**The task**
Among the records below, find each line that includes the string "action" and copy it.

**Extracted entries**
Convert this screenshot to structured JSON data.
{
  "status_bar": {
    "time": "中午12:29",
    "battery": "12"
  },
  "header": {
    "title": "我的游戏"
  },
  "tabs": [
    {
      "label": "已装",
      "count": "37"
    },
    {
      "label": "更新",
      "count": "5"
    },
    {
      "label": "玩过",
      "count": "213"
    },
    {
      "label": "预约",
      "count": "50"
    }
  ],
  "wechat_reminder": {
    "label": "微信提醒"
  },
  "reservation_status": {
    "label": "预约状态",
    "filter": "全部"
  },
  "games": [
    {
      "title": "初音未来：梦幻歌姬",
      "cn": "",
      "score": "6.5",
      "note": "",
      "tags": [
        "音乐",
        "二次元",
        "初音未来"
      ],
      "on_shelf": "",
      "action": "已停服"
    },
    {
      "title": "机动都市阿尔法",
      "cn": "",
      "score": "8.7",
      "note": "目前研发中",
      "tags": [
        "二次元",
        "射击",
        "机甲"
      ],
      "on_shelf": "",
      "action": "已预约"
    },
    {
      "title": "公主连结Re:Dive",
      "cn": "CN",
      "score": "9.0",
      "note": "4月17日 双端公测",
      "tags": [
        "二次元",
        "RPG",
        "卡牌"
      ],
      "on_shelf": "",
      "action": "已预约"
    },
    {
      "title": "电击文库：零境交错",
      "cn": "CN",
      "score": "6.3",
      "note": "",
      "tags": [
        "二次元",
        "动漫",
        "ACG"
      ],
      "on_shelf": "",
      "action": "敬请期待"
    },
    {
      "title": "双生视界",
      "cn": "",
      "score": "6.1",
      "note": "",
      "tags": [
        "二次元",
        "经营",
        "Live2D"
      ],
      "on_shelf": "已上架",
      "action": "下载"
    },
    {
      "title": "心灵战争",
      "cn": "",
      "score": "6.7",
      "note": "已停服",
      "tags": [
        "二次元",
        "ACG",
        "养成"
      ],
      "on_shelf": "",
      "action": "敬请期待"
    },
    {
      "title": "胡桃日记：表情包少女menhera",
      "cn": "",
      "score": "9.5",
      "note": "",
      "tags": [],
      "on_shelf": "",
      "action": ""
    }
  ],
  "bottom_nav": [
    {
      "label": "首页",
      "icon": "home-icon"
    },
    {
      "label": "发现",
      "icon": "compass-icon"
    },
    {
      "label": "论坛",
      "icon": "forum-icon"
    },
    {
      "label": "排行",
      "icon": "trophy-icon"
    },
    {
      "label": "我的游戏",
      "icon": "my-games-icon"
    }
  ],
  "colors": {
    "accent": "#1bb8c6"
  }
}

**The output**
      "action": "已停服"
      "action": "已预约"
      "action": "已预约"
      "action": "敬请期待"
      "action": "下载"
      "action": "敬请期待"
      "action": ""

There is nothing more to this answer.